Required work: Scan the listing below. Report each line that includes "text".

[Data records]
_ _ _ _ _ _ _
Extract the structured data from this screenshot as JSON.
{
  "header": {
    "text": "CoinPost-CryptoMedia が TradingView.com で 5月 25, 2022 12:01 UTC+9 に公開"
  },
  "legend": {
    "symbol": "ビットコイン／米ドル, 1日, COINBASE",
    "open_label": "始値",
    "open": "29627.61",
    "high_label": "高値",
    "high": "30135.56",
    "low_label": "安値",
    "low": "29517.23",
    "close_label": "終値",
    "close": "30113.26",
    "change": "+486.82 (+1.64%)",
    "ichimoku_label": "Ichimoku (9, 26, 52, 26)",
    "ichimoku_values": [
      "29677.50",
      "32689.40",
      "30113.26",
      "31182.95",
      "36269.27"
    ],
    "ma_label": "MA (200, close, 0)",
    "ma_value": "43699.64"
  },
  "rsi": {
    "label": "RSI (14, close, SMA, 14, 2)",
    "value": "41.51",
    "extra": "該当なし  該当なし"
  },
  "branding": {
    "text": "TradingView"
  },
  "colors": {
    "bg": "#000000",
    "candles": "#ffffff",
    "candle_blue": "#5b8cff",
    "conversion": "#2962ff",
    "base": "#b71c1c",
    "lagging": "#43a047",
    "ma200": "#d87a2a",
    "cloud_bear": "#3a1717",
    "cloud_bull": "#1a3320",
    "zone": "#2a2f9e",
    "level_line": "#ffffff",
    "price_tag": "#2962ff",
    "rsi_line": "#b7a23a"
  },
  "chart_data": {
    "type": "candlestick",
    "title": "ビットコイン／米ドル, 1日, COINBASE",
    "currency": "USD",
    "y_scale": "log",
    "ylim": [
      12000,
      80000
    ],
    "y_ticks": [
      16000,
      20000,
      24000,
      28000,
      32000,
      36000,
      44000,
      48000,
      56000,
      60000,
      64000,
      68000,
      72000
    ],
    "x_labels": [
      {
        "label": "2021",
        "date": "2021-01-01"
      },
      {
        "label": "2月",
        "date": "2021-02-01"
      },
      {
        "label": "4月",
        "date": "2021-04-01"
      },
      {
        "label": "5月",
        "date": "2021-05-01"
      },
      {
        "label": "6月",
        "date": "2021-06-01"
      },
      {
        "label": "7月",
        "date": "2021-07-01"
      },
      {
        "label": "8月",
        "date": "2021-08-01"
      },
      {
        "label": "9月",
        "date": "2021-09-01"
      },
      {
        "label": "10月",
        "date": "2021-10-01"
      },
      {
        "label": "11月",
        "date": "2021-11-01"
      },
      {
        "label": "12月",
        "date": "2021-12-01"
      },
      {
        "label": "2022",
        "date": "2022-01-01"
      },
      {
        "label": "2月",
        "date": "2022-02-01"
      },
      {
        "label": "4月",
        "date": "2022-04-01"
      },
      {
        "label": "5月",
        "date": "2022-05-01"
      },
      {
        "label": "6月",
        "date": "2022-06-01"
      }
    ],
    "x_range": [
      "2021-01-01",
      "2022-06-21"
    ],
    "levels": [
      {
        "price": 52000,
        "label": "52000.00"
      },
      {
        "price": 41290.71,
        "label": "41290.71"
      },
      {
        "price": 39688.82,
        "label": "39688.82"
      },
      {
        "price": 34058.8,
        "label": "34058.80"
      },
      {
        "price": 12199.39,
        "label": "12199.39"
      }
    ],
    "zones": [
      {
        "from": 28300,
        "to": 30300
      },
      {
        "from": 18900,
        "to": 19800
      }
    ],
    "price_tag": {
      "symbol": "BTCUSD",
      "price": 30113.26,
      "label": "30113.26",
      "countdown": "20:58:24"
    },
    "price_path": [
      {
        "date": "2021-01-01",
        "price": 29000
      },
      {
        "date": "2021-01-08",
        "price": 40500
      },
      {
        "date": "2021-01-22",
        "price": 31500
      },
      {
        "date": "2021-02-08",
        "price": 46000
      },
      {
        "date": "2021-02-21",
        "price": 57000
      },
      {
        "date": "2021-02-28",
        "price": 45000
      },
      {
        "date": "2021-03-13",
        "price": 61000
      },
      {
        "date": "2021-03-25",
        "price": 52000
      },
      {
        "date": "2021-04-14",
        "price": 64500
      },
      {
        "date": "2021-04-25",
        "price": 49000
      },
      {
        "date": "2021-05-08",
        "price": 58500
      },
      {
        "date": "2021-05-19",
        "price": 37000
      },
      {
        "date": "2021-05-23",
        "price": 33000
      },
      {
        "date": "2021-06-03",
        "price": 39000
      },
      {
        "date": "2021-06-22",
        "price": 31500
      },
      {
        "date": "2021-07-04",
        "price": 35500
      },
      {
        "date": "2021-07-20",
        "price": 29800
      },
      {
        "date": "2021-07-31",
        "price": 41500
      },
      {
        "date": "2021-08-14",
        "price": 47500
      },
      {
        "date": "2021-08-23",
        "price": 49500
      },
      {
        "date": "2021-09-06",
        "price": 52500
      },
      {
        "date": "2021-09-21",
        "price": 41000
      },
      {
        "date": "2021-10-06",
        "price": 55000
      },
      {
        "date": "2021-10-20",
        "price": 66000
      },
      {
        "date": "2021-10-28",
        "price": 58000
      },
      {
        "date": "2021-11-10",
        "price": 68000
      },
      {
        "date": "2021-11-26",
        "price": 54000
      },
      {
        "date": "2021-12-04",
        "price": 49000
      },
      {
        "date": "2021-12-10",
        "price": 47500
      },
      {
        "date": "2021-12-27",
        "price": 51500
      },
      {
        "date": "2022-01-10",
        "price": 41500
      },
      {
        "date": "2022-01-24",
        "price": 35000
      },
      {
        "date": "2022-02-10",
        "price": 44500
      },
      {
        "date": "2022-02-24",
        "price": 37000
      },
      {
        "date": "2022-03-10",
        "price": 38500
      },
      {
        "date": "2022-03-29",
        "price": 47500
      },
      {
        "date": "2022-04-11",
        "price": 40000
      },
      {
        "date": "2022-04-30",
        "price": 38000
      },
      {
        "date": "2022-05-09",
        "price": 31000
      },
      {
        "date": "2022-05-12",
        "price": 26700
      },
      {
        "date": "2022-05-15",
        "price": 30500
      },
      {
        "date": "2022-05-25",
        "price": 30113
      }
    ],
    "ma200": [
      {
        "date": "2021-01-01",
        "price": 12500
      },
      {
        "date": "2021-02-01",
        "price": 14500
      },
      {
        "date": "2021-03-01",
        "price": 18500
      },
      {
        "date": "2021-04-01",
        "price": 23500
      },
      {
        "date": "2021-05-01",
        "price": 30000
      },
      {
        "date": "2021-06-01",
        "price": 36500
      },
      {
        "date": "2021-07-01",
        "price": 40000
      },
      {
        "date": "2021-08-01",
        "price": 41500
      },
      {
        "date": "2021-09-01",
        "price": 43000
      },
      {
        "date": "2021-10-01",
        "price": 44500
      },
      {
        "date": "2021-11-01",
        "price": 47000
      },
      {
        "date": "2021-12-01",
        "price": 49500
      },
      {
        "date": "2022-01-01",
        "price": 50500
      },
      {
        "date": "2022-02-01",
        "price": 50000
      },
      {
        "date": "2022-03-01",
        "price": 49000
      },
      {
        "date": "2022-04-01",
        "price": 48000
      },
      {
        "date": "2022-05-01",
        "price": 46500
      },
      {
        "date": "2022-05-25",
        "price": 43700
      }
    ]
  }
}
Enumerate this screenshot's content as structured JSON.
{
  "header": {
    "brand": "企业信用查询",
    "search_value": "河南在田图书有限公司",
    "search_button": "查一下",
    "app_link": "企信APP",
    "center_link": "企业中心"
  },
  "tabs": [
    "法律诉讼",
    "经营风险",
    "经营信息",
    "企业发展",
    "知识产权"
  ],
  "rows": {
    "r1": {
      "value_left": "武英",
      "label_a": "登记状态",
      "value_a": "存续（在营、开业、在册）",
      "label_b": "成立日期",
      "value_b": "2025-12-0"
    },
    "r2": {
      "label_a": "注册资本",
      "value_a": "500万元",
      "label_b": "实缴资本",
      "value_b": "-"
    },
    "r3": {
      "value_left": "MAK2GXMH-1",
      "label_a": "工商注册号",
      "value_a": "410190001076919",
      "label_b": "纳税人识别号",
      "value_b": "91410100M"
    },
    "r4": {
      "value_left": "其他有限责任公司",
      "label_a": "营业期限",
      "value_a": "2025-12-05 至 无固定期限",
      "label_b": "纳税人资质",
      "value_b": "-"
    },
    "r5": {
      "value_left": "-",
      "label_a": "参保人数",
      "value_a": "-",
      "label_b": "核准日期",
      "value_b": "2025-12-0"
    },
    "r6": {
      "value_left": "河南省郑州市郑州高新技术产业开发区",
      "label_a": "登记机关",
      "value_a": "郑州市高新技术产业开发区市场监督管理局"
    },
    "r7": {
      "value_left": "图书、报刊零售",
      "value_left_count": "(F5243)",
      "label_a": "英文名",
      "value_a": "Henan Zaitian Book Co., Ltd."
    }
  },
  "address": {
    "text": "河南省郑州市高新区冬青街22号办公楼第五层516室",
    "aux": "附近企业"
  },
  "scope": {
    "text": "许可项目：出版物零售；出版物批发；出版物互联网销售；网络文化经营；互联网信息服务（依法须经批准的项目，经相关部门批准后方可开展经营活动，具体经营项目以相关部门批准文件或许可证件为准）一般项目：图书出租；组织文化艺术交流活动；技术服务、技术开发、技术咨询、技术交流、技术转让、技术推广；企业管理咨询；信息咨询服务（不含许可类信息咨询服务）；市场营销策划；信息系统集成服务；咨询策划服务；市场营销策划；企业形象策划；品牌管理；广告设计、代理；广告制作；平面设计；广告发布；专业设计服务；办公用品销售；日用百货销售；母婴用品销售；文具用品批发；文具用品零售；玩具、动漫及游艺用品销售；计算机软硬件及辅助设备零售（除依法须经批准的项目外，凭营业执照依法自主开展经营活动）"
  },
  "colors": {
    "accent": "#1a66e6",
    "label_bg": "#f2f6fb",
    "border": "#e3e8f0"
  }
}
_ _ _ _ _ _ _
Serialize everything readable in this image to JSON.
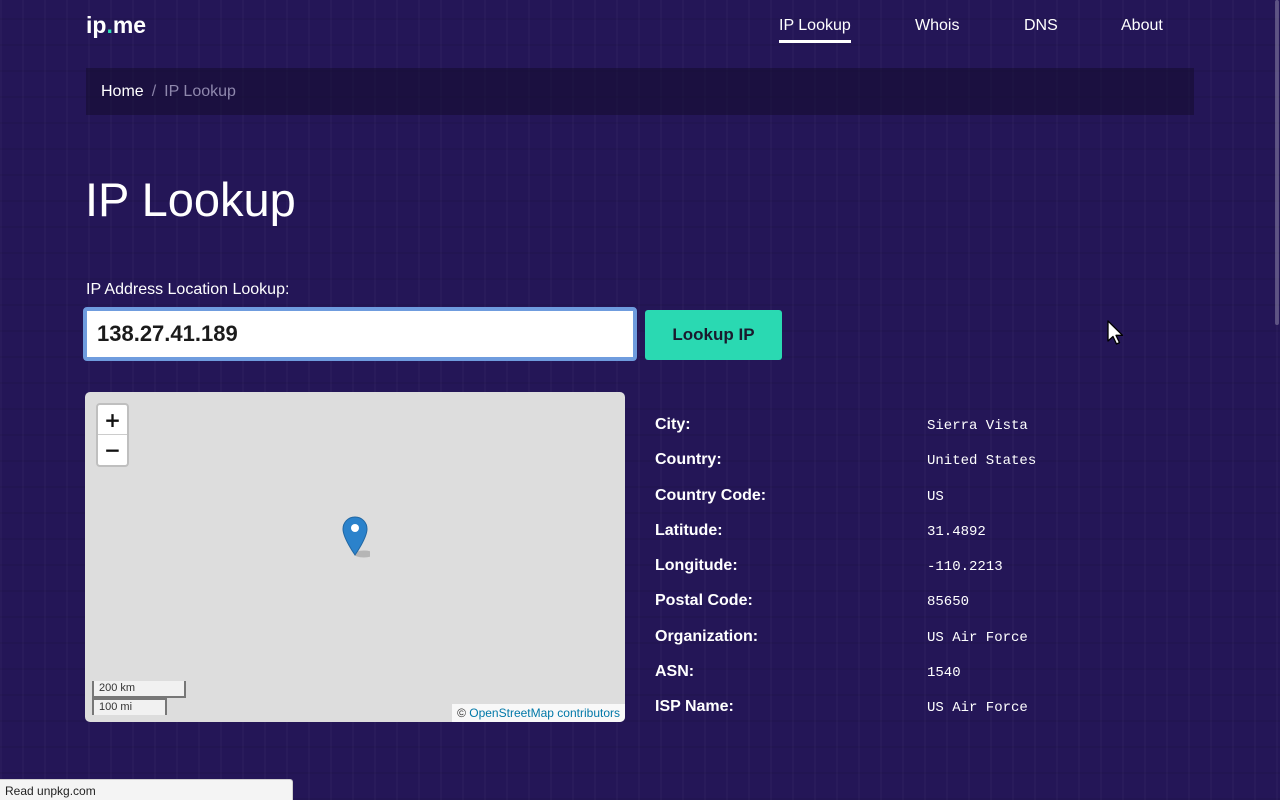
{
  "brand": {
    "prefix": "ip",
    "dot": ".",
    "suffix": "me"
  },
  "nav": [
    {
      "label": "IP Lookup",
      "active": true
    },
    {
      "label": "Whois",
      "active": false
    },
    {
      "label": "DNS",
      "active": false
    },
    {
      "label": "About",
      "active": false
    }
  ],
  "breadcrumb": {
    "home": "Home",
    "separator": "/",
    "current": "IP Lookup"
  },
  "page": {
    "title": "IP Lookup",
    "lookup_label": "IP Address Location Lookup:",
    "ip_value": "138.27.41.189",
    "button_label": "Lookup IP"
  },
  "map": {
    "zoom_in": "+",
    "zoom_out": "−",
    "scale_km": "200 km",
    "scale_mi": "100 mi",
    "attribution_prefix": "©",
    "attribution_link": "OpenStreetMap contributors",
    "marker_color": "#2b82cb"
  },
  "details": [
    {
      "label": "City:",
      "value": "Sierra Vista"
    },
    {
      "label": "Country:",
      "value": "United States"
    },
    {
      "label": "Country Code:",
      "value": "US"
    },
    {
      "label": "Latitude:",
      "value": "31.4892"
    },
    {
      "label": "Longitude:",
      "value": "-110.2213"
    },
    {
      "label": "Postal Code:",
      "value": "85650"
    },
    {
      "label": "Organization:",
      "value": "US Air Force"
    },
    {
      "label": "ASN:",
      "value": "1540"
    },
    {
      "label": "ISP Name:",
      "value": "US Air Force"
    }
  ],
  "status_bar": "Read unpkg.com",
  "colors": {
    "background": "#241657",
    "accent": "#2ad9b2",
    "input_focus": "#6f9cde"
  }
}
_ _ _ _ _ _ _
Result for this exercise:
    "text": "CoinPost-CryptoMedia が TradingView.com で 5月 25, 2022 12:01 UTC+9 に公開"
    "text": "TradingView"
    "text": "河南省郑州市高新区冬青街22号办公楼第五层516室",
    "text": "许可项目：出版物零售；出版物批发；出版物互联网销售；网络文化经营；互联网信息服务（依法须经批准的项目，经相关部门批准后方可开展经营活动，具体经营项目以相关部门批准文件或许可证件为准）一般项目：图书出租；组织文化艺术交流活动；技术服务、技术开发、技术咨询、技术交流、技术转让、技术推广；企业管理咨询；信息咨询服务（不含许可类信息咨询服务）；市场营销策划；信息系统集成服务；咨询策划服务；市场营销策划；企业形象策划；品牌管理；广告设计、代理；广告制作；平面设计；广告发布；专业设计服务；办公用品销售；日用百货销售；母婴用品销售；文具用品批发；文具用品零售；玩具、动漫及游艺用品销售；计算机软硬件及辅助设备零售（除依法须经批准的项目外，凭营业执照依法自主开展经营活动）"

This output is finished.